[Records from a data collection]
____

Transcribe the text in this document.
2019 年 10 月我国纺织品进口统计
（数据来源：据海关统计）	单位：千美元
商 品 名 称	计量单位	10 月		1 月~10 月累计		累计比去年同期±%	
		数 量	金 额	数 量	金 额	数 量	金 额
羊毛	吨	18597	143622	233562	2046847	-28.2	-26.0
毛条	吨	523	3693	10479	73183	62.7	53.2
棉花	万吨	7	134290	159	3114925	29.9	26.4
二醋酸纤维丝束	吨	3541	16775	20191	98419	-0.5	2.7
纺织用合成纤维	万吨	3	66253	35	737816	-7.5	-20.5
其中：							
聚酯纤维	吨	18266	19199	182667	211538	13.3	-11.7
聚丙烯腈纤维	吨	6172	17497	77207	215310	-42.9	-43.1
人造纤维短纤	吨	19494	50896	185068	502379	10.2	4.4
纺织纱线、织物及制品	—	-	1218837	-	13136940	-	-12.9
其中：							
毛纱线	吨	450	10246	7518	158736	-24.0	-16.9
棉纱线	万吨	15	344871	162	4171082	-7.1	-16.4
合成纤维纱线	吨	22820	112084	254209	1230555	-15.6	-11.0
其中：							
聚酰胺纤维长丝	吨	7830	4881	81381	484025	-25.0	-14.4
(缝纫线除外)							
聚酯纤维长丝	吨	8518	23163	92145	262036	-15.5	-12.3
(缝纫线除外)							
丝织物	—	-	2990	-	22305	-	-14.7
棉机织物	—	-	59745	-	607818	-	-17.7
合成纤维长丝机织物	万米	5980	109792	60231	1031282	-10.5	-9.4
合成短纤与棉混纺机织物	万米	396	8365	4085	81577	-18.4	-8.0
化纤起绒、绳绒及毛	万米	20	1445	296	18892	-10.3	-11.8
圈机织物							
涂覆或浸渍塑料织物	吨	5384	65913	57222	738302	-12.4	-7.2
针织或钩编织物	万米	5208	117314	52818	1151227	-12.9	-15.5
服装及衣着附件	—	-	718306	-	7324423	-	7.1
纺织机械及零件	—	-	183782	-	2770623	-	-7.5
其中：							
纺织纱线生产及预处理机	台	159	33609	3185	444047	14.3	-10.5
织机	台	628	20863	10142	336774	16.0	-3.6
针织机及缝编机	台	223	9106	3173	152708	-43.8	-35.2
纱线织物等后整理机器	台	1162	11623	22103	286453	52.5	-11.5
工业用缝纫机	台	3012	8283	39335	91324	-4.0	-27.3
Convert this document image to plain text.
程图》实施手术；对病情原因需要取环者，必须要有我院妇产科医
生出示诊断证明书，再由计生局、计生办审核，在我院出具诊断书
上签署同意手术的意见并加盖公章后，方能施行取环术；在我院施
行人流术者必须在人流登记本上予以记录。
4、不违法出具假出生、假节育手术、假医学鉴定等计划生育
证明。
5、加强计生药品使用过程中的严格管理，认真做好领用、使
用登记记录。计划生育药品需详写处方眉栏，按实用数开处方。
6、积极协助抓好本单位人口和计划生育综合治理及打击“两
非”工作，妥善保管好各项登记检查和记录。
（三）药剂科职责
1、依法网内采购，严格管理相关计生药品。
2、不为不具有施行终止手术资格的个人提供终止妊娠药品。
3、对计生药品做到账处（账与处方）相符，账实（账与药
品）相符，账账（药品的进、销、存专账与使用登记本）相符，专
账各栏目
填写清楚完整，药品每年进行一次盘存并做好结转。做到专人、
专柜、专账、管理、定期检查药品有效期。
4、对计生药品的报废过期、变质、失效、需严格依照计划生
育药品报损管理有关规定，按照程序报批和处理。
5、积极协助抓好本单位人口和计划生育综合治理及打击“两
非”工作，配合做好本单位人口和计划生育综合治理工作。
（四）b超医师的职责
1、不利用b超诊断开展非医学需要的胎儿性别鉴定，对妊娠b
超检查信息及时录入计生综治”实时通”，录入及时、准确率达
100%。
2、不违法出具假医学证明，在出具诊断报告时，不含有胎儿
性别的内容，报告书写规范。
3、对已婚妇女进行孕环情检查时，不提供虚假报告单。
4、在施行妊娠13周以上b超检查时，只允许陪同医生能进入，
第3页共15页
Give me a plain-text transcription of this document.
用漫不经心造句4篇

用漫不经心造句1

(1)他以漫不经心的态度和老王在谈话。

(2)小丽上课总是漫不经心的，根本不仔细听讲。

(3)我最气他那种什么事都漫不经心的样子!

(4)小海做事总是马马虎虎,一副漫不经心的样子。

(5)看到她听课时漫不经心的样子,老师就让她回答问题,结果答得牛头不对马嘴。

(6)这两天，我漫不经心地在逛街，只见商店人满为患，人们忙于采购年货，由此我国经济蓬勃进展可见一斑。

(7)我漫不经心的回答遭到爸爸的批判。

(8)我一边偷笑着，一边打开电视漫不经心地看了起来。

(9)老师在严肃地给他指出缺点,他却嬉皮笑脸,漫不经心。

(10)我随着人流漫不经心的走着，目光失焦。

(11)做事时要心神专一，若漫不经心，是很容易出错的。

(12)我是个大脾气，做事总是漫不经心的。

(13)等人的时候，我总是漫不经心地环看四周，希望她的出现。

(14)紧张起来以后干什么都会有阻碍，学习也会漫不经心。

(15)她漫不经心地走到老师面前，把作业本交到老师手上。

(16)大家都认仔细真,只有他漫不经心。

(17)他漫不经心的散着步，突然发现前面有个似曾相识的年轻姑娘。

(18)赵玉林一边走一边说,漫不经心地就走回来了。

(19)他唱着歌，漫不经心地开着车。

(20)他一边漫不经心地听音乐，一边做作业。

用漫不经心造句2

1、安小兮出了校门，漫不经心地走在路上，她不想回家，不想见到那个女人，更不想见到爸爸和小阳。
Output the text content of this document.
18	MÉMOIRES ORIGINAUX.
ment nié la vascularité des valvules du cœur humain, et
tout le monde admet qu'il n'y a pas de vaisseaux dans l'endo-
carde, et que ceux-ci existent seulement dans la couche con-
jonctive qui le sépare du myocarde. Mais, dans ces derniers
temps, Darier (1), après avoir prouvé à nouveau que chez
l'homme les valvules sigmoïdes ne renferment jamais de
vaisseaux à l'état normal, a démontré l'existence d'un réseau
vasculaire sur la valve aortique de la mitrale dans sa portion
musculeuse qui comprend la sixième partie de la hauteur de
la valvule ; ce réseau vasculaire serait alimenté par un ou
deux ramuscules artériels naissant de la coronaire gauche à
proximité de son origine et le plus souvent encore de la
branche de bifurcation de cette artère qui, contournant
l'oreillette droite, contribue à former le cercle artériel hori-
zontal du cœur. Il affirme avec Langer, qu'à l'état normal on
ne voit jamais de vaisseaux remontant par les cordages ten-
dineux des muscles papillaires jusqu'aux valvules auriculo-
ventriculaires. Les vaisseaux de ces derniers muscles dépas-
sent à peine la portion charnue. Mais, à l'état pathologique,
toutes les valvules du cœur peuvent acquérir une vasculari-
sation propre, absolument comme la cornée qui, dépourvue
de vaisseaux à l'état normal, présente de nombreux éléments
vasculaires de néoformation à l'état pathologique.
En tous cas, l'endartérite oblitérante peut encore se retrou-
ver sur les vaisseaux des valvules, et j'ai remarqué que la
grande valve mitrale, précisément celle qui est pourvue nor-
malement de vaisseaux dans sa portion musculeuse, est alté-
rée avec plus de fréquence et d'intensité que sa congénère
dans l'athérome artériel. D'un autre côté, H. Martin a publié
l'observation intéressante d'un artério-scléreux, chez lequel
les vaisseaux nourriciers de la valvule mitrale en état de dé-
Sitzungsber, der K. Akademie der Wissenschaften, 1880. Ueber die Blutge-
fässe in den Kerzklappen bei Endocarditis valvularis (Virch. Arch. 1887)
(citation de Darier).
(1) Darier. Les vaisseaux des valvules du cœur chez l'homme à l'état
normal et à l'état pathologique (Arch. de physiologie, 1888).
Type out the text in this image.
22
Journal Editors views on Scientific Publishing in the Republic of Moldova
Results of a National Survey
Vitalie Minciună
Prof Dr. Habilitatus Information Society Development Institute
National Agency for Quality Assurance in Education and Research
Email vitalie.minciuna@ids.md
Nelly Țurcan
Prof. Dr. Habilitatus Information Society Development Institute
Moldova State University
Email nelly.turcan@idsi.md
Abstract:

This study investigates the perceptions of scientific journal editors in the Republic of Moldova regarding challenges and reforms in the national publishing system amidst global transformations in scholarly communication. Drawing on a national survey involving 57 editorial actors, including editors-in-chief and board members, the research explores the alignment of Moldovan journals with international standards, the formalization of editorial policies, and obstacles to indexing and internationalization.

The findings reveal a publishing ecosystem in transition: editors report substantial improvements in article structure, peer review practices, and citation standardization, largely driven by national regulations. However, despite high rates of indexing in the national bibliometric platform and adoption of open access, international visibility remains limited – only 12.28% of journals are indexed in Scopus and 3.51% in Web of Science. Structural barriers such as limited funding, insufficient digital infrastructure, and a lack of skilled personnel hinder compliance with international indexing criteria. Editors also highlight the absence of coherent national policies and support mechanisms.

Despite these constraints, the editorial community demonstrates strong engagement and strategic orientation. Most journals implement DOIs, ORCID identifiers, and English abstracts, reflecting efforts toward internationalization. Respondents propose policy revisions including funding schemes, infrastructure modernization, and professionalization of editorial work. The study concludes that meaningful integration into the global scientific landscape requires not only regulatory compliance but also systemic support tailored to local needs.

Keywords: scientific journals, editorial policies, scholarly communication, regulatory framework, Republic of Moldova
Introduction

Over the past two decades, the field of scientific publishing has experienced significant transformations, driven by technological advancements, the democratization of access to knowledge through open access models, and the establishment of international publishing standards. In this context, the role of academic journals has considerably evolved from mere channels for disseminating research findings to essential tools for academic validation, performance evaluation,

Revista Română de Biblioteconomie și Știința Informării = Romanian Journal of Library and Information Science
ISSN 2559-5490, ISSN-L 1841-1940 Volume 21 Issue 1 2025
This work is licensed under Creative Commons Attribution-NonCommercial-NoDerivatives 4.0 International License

____

Say only how many lines in the records carry the word "muscles".

2